# Given records:
>>>>

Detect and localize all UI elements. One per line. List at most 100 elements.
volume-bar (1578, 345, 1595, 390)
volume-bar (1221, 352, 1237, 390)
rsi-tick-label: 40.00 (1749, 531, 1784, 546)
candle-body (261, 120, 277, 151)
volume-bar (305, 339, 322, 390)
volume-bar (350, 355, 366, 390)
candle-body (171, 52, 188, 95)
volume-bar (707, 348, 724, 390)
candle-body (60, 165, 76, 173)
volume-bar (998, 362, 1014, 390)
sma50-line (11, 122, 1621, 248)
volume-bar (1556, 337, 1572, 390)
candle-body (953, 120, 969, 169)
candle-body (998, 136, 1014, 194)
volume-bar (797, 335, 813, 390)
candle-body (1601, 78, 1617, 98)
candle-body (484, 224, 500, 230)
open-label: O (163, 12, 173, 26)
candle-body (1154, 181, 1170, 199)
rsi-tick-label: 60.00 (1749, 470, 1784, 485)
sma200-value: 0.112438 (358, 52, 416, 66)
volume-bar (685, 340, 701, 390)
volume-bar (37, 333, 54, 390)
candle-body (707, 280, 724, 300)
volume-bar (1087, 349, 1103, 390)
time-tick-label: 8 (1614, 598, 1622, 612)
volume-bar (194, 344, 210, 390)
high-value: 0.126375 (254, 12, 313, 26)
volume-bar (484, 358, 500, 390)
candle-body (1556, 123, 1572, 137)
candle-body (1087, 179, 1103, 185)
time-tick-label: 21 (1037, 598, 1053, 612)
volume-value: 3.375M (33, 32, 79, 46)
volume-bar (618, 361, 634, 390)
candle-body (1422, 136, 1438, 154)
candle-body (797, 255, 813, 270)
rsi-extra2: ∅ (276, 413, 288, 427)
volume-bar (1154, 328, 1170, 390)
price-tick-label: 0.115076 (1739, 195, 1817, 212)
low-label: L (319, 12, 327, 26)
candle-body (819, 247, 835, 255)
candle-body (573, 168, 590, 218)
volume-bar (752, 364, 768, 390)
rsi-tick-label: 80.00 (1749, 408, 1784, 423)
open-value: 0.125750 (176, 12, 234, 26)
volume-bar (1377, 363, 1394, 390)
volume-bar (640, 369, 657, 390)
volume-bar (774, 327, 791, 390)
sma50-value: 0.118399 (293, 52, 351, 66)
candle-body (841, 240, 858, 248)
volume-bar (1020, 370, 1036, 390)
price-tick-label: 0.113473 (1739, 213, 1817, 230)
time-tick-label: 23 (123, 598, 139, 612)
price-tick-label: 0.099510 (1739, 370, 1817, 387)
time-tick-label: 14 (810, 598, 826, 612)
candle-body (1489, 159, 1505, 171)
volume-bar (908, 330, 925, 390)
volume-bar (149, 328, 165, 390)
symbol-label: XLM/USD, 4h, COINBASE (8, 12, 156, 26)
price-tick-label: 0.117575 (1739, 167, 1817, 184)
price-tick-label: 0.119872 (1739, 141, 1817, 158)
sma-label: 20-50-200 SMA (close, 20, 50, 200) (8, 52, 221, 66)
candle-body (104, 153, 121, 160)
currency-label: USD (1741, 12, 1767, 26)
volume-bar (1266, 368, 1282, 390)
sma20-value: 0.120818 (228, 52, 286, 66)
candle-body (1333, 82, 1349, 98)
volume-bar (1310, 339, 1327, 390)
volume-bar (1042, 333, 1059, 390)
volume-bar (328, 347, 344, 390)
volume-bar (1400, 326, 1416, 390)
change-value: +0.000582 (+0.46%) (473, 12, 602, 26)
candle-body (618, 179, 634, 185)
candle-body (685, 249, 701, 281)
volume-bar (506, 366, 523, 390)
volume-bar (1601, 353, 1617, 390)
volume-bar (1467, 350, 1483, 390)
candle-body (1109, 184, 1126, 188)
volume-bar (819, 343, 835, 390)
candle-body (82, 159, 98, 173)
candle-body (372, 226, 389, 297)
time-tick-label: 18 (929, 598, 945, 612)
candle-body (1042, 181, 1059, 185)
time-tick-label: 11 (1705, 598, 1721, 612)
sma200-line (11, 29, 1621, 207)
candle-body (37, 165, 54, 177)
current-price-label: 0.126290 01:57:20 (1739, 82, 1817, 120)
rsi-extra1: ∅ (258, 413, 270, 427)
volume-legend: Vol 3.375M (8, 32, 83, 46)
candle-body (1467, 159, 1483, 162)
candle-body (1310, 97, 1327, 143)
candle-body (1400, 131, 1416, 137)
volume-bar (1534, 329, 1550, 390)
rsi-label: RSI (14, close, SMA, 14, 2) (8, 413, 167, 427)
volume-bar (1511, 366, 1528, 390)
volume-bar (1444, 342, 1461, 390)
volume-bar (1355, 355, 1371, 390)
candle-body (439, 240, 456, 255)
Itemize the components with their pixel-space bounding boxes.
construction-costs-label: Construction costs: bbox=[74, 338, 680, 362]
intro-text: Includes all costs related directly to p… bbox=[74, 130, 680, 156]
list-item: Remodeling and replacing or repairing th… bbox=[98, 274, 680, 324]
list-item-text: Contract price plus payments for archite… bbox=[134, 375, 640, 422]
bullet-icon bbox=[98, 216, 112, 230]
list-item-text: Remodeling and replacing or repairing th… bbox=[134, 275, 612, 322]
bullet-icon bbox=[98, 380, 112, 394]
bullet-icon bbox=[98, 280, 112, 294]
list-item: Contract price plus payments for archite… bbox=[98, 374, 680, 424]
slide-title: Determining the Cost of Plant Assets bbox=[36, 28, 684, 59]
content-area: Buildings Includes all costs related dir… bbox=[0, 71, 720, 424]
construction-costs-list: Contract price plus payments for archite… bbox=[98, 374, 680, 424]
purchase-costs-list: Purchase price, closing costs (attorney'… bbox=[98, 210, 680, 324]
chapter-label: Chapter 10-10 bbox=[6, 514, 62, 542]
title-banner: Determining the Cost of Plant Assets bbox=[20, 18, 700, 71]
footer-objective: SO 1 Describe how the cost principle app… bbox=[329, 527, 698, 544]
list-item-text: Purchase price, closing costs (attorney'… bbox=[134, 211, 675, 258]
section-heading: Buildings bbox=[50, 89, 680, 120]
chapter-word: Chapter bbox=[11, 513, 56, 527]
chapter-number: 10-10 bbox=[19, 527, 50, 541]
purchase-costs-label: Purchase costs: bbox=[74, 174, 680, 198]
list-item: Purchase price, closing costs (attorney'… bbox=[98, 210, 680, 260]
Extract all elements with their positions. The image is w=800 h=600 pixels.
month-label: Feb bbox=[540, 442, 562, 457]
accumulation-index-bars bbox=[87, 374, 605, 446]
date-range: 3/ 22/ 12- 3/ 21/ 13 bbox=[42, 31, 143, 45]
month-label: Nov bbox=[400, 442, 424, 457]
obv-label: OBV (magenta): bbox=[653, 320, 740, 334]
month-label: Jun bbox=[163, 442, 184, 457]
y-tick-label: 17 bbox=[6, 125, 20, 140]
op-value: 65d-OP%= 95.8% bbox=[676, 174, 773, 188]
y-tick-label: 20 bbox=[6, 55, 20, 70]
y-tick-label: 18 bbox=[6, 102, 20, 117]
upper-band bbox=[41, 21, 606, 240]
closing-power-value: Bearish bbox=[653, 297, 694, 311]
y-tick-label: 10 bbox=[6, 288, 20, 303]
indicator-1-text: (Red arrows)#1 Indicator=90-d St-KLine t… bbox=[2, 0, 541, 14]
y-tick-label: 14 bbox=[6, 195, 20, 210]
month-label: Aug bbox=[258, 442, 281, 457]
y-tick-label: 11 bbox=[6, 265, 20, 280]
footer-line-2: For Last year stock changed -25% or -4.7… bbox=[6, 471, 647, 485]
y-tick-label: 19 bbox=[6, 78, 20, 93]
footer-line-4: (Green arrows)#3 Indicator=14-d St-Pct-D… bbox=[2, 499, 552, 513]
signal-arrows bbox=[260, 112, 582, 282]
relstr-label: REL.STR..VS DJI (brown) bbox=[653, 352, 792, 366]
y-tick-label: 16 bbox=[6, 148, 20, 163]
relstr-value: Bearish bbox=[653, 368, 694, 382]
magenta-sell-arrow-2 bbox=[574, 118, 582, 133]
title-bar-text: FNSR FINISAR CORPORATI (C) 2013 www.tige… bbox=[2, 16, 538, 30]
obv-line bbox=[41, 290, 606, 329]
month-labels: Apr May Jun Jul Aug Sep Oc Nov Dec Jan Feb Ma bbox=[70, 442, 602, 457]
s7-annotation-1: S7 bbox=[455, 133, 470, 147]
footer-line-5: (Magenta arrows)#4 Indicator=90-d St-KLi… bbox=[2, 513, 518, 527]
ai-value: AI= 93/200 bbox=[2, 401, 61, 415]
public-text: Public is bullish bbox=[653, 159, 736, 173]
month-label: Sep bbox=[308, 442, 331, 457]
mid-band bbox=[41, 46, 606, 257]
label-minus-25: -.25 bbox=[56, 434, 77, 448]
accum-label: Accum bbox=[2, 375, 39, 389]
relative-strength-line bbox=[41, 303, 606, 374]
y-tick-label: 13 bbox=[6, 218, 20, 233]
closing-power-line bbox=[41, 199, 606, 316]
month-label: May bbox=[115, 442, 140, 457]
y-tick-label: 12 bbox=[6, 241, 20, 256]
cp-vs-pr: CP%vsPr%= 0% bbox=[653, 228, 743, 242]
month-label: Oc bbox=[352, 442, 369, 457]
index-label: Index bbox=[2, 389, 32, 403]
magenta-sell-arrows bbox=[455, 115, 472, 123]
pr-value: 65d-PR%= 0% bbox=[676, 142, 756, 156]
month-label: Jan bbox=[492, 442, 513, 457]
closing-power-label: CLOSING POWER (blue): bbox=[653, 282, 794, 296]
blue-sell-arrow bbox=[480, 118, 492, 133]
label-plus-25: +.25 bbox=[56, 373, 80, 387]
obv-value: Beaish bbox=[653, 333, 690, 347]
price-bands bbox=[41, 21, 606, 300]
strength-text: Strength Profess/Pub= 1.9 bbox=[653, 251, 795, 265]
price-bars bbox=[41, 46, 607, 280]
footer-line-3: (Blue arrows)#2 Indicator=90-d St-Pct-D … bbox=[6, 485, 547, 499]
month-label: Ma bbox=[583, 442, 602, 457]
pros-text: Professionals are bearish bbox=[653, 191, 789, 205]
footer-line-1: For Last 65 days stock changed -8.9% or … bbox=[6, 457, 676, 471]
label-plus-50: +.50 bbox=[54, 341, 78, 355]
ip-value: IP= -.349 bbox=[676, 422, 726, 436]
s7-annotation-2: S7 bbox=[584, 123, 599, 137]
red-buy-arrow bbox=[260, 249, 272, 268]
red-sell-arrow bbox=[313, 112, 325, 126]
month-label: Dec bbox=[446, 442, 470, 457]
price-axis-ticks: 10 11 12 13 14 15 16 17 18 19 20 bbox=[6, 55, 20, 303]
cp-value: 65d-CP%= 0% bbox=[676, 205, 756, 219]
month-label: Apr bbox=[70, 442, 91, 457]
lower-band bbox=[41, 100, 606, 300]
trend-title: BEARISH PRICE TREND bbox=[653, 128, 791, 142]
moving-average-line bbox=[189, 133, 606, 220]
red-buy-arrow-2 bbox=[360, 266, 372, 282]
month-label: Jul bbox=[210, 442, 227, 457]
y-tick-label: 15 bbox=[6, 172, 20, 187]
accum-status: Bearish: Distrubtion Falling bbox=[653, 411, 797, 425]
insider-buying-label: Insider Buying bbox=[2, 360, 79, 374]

<<<<

# Problem description:
Recast the listing above as a Markdown table with the columns Row and Listing line, starting with its first line and going on through the line that contains "volume-bar (774, 327, 791, 390)". Leave out any blank lines.

# Output for this exercise:
| Row | Listing line |
|---|---|
| 1 | Detect and localize all UI elements. One per line. List at most 100 elements. |
| 2 | volume-bar (1578, 345, 1595, 390) |
| 3 | volume-bar (1221, 352, 1237, 390) |
| 4 | rsi-tick-label: 40.00 (1749, 531, 1784, 546) |
| 5 | candle-body (261, 120, 277, 151) |
| 6 | volume-bar (305, 339, 322, 390) |
| 7 | volume-bar (350, 355, 366, 390) |
| 8 | candle-body (171, 52, 188, 95) |
| 9 | volume-bar (707, 348, 724, 390) |
| 10 | candle-body (60, 165, 76, 173) |
| 11 | volume-bar (998, 362, 1014, 390) |
| 12 | sma50-line (11, 122, 1621, 248) |
| 13 | volume-bar (1556, 337, 1572, 390) |
| 14 | candle-body (953, 120, 969, 169) |
| 15 | candle-body (998, 136, 1014, 194) |
| 16 | volume-bar (797, 335, 813, 390) |
| 17 | candle-body (1601, 78, 1617, 98) |
| 18 | candle-body (484, 224, 500, 230) |
| 19 | open-label: O (163, 12, 173, 26) |
| 20 | candle-body (1154, 181, 1170, 199) |
| 21 | rsi-tick-label: 60.00 (1749, 470, 1784, 485) |
| 22 | sma200-value: 0.112438 (358, 52, 416, 66) |
| 23 | volume-bar (685, 340, 701, 390) |
| 24 | volume-bar (37, 333, 54, 390) |
| 25 | candle-body (707, 280, 724, 300) |
| 26 | volume-bar (1087, 349, 1103, 390) |
| 27 | time-tick-label: 8 (1614, 598, 1622, 612) |
| 28 | volume-bar (194, 344, 210, 390) |
| 29 | high-value: 0.126375 (254, 12, 313, 26) |
| 30 | volume-bar (484, 358, 500, 390) |
| 31 | candle-body (1556, 123, 1572, 137) |
| 32 | candle-body (1087, 179, 1103, 185) |
| 33 | time-tick-label: 21 (1037, 598, 1053, 612) |
| 34 | volume-value: 3.375M (33, 32, 79, 46) |
| 35 | volume-bar (618, 361, 634, 390) |
| 36 | candle-body (1422, 136, 1438, 154) |
| 37 | candle-body (797, 255, 813, 270) |
| 38 | rsi-extra2: ∅ (276, 413, 288, 427) |
| 39 | volume-bar (1154, 328, 1170, 390) |
| 40 | price-tick-label: 0.115076 (1739, 195, 1817, 212) |
| 41 | low-label: L (319, 12, 327, 26) |
| 42 | candle-body (819, 247, 835, 255) |
| 43 | candle-body (573, 168, 590, 218) |
| 44 | volume-bar (752, 364, 768, 390) |
| 45 | rsi-tick-label: 80.00 (1749, 408, 1784, 423) |
| 46 | open-value: 0.125750 (176, 12, 234, 26) |
| 47 | volume-bar (1377, 363, 1394, 390) |
| 48 | volume-bar (640, 369, 657, 390) |
| 49 | volume-bar (774, 327, 791, 390) |